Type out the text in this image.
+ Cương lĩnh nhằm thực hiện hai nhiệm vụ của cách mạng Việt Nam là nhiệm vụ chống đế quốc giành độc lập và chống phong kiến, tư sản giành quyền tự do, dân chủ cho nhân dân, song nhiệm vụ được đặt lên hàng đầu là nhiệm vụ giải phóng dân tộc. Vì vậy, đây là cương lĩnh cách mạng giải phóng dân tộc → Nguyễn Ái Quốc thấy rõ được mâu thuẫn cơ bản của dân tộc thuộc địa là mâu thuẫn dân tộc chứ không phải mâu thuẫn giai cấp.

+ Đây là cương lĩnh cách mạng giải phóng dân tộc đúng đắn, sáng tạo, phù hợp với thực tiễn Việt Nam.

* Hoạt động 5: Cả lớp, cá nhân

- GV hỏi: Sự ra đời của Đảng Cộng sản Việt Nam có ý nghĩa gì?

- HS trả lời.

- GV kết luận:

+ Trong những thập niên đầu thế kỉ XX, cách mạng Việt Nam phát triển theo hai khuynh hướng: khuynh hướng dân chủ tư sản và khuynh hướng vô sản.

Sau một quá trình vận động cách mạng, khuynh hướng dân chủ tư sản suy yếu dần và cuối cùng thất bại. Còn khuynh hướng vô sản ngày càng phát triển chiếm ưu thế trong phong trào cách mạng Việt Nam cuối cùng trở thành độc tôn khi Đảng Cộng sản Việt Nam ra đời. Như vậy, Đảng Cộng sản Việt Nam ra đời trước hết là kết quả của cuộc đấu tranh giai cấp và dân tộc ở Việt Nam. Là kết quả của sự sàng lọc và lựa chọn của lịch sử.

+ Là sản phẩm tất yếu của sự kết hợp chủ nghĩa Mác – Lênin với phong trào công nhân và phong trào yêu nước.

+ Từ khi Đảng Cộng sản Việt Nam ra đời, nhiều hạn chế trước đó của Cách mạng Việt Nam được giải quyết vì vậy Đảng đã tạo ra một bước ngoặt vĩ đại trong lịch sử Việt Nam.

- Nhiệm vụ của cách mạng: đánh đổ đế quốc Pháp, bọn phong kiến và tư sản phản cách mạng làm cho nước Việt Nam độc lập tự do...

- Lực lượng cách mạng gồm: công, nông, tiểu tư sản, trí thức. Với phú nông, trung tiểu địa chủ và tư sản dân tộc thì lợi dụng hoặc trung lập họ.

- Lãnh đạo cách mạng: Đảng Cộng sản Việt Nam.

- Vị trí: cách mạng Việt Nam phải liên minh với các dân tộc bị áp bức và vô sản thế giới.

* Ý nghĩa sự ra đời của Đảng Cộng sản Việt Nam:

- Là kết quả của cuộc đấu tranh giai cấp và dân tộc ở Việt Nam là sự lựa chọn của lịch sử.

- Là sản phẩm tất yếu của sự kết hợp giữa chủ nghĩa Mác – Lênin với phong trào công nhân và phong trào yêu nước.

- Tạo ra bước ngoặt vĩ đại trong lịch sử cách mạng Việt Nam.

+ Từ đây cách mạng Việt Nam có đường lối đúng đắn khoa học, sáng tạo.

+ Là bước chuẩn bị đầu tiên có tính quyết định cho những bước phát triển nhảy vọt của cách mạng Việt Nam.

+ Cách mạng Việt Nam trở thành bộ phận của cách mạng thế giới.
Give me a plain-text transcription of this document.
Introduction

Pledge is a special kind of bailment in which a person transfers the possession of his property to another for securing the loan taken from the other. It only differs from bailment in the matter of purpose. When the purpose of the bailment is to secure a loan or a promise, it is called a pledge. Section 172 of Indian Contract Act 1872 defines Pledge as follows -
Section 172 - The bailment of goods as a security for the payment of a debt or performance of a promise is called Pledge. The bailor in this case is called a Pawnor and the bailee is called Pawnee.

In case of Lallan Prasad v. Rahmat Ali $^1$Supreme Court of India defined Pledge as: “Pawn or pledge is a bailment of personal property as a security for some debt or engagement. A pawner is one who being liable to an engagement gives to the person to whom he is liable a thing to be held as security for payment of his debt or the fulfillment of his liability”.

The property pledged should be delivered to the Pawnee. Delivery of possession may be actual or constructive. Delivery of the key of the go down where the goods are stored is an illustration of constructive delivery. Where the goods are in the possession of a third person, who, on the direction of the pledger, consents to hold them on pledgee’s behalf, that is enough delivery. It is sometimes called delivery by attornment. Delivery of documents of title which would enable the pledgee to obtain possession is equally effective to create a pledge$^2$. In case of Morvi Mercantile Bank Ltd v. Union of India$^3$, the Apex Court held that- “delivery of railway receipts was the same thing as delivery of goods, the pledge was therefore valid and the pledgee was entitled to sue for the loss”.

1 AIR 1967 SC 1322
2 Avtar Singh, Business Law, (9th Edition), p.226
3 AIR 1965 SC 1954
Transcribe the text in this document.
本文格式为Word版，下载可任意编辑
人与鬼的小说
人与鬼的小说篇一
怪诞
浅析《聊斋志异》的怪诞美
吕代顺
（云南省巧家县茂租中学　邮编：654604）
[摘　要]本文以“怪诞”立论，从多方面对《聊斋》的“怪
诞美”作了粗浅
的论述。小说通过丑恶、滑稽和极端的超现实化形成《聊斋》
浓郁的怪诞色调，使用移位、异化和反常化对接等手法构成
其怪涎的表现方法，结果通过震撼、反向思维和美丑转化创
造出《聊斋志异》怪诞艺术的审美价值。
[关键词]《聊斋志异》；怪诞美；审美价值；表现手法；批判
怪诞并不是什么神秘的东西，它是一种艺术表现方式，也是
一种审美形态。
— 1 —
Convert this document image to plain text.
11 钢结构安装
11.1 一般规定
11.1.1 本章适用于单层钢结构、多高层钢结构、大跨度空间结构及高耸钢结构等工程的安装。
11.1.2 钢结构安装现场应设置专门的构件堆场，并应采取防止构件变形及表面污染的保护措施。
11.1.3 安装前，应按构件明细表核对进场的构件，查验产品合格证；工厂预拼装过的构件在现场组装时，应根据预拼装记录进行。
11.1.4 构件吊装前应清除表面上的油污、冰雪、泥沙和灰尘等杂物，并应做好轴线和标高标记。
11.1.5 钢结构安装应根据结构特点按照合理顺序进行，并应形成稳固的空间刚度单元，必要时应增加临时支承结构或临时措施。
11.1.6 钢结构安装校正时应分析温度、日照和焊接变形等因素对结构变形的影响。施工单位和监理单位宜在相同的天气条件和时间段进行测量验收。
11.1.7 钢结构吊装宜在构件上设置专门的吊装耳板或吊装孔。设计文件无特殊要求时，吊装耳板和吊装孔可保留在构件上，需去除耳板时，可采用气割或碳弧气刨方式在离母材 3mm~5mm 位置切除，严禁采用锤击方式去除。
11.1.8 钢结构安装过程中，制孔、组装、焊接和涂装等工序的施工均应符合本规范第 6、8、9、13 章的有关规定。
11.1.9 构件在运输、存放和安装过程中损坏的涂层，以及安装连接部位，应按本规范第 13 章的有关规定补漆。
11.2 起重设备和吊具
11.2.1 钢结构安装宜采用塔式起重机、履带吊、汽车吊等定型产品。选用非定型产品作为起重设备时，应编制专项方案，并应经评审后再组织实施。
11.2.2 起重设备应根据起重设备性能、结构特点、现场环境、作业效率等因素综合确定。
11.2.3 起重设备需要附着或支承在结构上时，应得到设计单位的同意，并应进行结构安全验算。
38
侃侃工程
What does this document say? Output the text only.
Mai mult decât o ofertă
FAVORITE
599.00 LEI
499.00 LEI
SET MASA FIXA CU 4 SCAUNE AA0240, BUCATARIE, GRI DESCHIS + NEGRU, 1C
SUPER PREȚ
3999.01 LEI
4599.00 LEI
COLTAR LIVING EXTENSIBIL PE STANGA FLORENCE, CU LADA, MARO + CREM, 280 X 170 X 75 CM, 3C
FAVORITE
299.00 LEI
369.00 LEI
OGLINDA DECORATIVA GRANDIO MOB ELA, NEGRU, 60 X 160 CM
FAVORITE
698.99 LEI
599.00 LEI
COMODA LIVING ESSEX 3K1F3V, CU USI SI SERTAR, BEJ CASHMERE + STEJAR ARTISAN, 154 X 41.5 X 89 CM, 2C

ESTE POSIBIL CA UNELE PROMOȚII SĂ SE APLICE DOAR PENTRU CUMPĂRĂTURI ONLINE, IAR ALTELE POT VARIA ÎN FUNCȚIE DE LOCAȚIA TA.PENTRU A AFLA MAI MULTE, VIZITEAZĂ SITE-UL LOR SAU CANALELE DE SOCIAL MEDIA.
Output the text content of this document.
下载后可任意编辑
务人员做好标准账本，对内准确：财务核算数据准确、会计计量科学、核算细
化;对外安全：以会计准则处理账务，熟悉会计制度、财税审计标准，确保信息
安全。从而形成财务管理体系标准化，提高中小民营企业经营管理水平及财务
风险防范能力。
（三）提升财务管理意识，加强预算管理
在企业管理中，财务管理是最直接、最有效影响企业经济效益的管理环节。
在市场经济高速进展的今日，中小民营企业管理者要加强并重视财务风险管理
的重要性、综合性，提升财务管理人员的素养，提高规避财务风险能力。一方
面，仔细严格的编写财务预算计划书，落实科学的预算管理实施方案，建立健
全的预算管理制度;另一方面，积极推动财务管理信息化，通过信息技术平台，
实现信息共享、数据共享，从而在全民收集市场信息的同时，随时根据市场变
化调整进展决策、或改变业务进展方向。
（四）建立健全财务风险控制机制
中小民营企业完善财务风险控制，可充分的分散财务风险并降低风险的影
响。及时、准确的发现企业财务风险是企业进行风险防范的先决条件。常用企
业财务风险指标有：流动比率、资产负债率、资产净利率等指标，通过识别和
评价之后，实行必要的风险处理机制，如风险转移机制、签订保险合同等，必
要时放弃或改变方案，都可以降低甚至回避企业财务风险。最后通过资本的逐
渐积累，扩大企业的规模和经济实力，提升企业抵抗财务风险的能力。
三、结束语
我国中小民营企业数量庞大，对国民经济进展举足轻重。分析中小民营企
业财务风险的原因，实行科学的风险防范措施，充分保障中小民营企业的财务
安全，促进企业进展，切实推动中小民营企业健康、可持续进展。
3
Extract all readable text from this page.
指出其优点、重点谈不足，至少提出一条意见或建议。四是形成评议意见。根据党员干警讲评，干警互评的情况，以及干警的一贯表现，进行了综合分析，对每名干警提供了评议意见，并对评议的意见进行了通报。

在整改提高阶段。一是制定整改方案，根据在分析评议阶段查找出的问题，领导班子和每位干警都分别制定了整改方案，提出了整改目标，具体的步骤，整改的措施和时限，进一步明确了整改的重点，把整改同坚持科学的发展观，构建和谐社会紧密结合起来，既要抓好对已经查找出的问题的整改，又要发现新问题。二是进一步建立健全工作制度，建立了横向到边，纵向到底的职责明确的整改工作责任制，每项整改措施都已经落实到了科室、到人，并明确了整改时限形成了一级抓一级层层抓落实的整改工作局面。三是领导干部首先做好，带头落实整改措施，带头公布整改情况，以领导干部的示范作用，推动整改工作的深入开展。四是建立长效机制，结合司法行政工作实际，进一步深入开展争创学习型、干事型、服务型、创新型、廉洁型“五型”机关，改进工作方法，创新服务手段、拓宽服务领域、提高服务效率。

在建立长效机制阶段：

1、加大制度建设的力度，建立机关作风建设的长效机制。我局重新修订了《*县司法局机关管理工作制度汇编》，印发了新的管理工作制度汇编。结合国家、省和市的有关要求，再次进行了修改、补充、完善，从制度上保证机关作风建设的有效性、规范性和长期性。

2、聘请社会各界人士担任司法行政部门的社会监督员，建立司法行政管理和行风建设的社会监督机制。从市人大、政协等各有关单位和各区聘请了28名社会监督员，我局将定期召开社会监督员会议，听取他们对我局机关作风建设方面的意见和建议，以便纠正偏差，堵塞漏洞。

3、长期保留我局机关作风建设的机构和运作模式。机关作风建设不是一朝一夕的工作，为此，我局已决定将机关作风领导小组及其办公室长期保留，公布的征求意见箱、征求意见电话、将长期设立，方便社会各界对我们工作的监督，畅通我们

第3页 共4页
★ ★ ★
• [Goal]: Lines that hold the word "NEGRU" are the ones to return, every one of them.

• [Result below]:
SET MASA FIXA CU 4 SCAUNE AA0240, BUCATARIE, GRI DESCHIS + NEGRU, 1C
OGLINDA DECORATIVA GRANDIO MOB ELA, NEGRU, 60 X 160 CM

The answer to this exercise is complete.